Your objective:
Every line below that mentions the word "आकलन" should be copied out.
>> START Records for this task
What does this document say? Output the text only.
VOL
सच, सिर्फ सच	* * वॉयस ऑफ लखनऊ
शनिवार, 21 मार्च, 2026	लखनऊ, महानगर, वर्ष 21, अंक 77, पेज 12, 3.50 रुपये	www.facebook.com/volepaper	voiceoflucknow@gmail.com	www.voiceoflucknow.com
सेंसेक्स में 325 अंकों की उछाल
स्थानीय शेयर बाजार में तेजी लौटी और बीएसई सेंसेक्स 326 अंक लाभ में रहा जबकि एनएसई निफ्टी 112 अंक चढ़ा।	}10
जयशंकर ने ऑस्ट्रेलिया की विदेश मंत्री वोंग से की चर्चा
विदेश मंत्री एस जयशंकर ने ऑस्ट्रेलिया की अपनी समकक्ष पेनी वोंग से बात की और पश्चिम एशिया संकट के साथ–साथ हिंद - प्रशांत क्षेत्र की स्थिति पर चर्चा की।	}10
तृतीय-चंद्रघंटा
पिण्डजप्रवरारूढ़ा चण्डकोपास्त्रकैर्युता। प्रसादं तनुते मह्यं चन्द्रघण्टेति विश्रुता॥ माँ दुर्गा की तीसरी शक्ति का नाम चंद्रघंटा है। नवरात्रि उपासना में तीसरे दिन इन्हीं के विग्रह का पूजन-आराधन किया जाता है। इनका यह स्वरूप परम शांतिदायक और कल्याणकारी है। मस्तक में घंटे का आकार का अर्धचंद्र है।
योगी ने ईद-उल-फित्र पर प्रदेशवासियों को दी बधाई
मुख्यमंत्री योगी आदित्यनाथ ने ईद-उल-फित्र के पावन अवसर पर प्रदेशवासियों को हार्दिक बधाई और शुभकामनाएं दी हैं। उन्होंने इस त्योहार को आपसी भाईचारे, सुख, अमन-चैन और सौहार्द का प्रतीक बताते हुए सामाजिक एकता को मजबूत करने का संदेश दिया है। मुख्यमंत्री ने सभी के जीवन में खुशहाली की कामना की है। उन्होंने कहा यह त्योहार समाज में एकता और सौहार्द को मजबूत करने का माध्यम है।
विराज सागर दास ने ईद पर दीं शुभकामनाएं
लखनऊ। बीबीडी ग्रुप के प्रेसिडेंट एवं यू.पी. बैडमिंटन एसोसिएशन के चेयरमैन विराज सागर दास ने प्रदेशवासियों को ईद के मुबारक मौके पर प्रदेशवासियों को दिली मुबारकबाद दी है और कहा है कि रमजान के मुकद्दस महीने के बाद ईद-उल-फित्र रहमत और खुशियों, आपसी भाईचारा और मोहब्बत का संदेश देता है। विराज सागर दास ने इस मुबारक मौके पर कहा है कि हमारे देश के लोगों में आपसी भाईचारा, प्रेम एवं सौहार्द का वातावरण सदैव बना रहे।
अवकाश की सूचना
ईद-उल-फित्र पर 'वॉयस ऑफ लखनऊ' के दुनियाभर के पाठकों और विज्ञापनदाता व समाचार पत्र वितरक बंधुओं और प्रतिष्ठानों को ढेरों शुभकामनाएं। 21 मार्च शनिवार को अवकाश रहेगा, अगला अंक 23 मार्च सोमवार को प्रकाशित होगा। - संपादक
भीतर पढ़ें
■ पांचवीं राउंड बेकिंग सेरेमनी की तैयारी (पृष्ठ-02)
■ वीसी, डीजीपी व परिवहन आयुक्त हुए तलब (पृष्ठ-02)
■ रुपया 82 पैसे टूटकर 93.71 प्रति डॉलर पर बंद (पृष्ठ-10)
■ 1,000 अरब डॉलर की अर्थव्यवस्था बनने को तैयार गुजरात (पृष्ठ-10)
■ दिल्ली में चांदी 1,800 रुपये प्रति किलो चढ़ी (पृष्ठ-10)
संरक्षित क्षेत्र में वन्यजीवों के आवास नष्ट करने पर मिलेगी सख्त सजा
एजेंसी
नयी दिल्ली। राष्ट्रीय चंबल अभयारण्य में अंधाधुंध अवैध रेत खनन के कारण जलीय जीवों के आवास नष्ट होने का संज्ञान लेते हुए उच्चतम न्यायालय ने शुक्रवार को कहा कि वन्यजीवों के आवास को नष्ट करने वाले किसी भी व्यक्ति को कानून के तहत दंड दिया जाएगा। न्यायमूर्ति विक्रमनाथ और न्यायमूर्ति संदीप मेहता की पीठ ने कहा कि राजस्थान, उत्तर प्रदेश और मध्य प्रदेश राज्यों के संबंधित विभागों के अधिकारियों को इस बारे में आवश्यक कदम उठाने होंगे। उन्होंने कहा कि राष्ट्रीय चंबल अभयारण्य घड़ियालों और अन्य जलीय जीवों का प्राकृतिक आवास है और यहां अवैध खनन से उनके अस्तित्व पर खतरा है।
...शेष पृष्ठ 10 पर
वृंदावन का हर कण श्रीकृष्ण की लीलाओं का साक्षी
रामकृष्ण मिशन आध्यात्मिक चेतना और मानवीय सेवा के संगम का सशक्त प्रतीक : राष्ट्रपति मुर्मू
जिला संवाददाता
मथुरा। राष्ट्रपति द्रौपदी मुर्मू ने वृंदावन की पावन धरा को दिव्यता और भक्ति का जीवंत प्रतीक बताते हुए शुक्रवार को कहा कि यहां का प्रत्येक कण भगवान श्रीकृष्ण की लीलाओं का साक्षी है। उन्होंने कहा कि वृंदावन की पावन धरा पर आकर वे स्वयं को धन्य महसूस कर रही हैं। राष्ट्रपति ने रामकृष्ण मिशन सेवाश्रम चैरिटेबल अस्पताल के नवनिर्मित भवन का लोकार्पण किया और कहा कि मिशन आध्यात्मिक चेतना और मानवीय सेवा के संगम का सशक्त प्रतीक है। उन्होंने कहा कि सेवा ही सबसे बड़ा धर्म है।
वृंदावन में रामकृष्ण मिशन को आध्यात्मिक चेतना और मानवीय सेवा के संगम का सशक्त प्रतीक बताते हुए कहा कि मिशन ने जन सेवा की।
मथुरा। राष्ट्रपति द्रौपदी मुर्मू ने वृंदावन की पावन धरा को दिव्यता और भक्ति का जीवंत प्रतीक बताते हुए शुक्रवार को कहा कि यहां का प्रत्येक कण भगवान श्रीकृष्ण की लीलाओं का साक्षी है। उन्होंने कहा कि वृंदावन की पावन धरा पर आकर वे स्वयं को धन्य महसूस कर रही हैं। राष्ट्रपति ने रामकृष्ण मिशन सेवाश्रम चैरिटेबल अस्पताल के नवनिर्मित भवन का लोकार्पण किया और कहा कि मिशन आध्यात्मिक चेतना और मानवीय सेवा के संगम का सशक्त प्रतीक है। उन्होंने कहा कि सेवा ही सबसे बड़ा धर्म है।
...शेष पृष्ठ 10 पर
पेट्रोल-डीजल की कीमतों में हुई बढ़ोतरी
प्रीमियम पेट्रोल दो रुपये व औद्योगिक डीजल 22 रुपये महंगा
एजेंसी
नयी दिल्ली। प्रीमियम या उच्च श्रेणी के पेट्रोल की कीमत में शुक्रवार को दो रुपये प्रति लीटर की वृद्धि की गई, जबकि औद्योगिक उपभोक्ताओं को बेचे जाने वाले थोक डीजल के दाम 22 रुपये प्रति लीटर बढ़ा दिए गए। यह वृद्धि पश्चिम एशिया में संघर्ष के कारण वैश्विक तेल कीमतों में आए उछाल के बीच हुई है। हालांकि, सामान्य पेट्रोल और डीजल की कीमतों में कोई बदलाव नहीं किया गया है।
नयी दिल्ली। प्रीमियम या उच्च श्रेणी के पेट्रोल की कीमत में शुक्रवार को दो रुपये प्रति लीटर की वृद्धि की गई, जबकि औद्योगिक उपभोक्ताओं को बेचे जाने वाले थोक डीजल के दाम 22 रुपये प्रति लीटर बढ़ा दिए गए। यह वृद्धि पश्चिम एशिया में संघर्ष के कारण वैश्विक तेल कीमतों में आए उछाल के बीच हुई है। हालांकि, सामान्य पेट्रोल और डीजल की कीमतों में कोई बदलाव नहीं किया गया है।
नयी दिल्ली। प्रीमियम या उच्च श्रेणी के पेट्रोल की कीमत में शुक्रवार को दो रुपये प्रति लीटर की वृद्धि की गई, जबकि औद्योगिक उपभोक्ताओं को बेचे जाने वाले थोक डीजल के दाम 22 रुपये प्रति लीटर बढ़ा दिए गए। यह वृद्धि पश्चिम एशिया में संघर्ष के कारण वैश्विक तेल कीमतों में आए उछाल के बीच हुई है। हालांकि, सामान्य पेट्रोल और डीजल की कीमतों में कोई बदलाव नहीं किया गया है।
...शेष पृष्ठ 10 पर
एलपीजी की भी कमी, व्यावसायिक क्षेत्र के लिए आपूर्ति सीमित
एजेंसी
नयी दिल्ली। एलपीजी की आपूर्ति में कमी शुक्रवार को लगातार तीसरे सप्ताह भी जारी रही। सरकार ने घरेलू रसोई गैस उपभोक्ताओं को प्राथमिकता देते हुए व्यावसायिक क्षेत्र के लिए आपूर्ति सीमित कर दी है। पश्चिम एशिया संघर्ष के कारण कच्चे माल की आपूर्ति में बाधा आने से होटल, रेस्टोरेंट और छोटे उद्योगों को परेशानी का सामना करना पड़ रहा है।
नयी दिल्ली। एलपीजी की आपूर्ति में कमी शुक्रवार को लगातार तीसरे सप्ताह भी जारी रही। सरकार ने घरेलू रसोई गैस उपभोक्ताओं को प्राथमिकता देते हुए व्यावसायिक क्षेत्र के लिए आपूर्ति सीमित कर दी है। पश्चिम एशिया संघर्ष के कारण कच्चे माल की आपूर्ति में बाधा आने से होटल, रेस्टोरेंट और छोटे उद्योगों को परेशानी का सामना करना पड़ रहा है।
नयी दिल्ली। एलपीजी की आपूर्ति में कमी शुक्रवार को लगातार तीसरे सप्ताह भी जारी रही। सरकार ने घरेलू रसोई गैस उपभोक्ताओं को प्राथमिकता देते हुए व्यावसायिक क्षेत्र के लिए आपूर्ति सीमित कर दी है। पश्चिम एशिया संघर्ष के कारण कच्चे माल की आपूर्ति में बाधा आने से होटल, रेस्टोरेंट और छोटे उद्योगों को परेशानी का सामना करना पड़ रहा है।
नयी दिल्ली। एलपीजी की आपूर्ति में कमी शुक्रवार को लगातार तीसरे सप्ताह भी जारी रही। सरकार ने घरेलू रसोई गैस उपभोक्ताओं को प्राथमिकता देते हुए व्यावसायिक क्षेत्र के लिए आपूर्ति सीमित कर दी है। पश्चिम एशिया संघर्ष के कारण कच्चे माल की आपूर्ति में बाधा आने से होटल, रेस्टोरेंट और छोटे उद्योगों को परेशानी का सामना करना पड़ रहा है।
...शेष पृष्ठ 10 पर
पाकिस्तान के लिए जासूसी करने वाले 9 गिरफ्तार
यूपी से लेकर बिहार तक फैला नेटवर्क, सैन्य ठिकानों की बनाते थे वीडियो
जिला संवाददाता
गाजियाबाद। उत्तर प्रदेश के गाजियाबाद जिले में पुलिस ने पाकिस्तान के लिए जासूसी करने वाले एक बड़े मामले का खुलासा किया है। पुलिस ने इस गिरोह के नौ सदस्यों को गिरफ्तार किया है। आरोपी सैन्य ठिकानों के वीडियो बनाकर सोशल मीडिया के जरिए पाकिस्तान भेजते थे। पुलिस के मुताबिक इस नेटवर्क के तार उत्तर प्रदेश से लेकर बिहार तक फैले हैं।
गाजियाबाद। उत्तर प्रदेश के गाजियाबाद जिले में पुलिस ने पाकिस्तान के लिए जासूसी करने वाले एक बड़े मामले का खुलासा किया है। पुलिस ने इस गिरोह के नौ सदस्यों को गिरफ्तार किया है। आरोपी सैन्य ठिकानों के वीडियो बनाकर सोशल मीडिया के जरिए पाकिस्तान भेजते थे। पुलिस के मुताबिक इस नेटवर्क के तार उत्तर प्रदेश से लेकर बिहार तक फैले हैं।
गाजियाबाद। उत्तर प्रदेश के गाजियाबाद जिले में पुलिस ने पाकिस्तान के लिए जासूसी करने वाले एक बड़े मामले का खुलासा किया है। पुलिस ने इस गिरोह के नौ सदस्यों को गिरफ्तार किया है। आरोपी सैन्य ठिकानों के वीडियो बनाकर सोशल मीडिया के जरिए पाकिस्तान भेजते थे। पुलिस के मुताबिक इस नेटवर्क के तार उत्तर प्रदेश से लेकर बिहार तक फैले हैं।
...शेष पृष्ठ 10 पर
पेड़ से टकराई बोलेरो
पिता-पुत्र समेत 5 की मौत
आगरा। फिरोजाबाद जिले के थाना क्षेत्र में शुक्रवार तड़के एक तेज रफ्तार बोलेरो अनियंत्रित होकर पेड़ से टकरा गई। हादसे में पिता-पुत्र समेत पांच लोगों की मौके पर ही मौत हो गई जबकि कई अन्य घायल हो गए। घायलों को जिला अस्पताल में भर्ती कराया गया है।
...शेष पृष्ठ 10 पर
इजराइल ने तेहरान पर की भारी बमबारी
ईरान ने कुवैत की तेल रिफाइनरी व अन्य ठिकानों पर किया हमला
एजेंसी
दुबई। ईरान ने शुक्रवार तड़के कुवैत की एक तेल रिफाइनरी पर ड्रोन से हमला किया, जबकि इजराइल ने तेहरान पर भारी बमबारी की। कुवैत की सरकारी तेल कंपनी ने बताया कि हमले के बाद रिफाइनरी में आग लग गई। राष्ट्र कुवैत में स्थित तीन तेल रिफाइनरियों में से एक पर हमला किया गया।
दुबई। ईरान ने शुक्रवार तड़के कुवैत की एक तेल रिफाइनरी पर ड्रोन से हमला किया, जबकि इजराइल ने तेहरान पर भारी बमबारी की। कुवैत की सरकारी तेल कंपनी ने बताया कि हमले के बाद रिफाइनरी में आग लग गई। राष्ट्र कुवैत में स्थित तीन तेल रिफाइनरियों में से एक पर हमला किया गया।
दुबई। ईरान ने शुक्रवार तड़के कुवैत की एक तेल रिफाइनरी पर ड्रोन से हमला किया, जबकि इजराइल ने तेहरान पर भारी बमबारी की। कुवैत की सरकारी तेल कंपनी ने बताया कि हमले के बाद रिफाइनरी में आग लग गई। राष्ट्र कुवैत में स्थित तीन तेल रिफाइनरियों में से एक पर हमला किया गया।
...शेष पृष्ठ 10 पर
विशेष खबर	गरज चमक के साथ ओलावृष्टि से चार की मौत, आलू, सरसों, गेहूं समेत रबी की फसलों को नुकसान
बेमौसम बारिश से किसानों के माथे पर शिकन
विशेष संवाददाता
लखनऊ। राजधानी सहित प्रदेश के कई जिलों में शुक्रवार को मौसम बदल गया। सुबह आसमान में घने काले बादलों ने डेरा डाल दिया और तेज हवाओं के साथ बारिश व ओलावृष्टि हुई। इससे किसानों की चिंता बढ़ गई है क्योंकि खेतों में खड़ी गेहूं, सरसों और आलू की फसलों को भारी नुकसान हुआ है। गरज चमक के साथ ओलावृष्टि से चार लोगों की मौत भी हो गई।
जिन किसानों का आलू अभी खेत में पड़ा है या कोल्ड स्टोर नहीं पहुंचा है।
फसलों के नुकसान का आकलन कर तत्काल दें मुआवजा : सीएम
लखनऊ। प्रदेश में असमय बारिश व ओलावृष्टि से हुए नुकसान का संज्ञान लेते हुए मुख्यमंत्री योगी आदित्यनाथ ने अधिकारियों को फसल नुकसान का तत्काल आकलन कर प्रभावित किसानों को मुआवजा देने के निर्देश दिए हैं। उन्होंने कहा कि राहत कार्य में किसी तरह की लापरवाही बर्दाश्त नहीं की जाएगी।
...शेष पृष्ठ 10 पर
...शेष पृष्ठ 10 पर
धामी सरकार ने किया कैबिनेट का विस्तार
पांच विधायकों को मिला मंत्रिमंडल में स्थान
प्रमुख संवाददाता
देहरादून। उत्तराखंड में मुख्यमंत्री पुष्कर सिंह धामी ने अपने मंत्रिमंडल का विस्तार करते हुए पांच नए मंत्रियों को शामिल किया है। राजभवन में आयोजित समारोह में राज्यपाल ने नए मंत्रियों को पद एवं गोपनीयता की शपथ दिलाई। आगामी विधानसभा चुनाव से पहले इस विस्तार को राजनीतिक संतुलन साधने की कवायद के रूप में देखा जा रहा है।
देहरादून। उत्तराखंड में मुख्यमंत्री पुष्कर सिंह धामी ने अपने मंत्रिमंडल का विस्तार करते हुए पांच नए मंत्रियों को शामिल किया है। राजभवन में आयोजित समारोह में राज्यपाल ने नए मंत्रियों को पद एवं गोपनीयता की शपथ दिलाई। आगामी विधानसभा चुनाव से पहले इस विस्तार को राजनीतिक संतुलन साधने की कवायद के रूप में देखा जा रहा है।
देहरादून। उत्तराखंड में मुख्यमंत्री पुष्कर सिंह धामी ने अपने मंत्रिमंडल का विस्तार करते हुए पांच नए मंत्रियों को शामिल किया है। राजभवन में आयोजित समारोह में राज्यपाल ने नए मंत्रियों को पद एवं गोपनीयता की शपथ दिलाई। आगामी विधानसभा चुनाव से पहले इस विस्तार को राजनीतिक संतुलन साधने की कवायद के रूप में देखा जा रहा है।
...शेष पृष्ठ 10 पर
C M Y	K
>> END Records for this task
Correct output:
फसलों के नुकसान का आकलन कर तत्काल दें मुआवजा : सीएम
लखनऊ। प्रदेश में असमय बारिश व ओलावृष्टि से हुए नुकसान का संज्ञान लेते हुए मुख्यमंत्री योगी आदित्यनाथ ने अधिकारियों को फसल नुकसान का तत्काल आकलन कर प्रभावित किसानों को मुआवजा देने के निर्देश दिए हैं। उन्होंने कहा कि राहत कार्य में किसी तरह की लापरवाही बर्दाश्त नहीं की जाएगी।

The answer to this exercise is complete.